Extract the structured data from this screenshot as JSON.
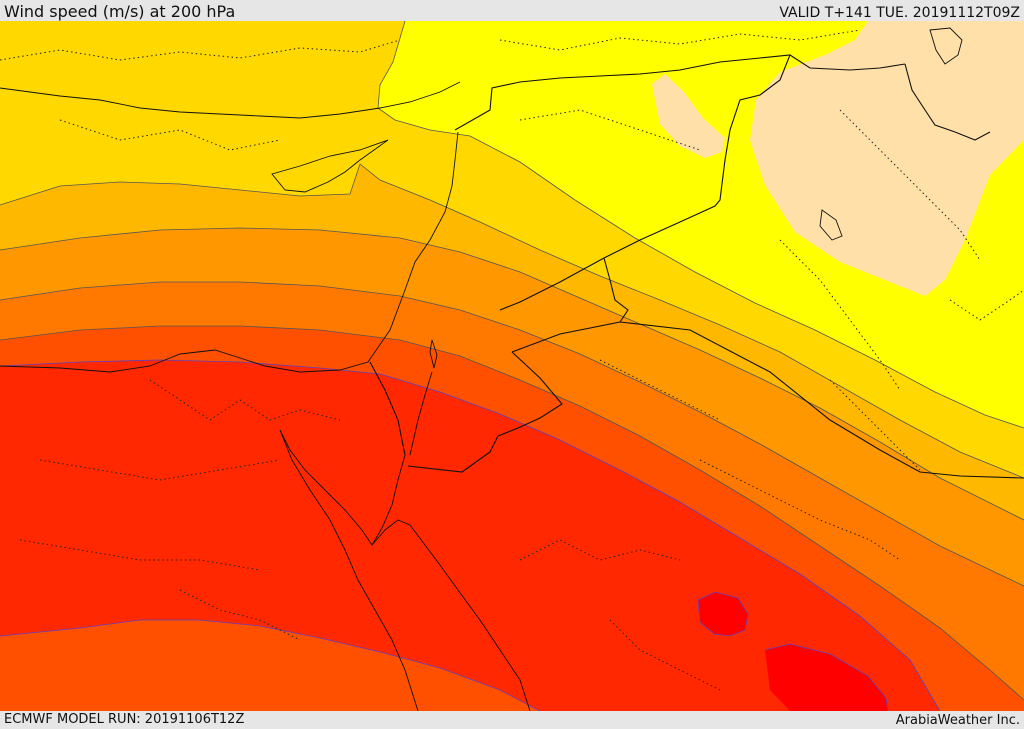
{
  "header": {
    "title": "Wind speed (m/s) at 200 hPa",
    "valid": "VALID T+141 TUE. 20191112T09Z"
  },
  "footer": {
    "model_run": "ECMWF MODEL RUN: 20191106T12Z",
    "credit": "ArabiaWeather Inc."
  },
  "colors": {
    "band_0": "#ffe0a8",
    "band_1": "#ffff00",
    "band_2": "#ffd800",
    "band_3": "#ffb800",
    "band_4": "#ff9800",
    "band_5": "#ff7800",
    "band_6": "#ff5000",
    "band_7": "#ff2800",
    "band_8": "#ff0000",
    "border": "#111111"
  }
}
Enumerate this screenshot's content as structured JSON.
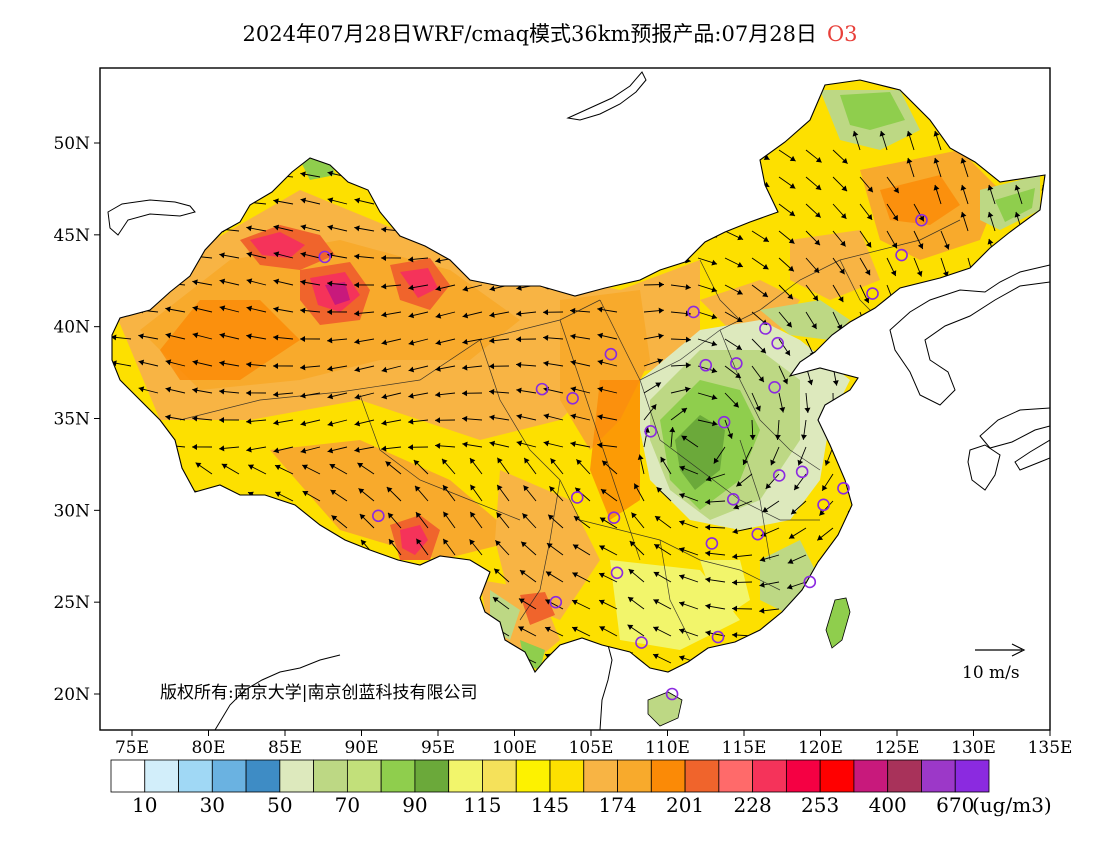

○ ○ ○ ○ ○ ○ ○

__Task objective__:
Output all of the records exactly as they appear above, but not the pictures.

__The completed task__:
Extract the structured data from this screenshot as JSON.
{
  "header": {
    "title": "Wind speed (m/s) at 200 hPa",
    "valid": "VALID T+141 TUE. 20191112T09Z"
  },
  "footer": {
    "model_run": "ECMWF MODEL RUN: 20191106T12Z",
    "credit": "ArabiaWeather Inc."
  },
  "colors": {
    "band_0": "#ffe0a8",
    "band_1": "#ffff00",
    "band_2": "#ffd800",
    "band_3": "#ffb800",
    "band_4": "#ff9800",
    "band_5": "#ff7800",
    "band_6": "#ff5000",
    "band_7": "#ff2800",
    "band_8": "#ff0000",
    "border": "#111111"
  }
}
Enumerate this screenshot's content as structured JSON.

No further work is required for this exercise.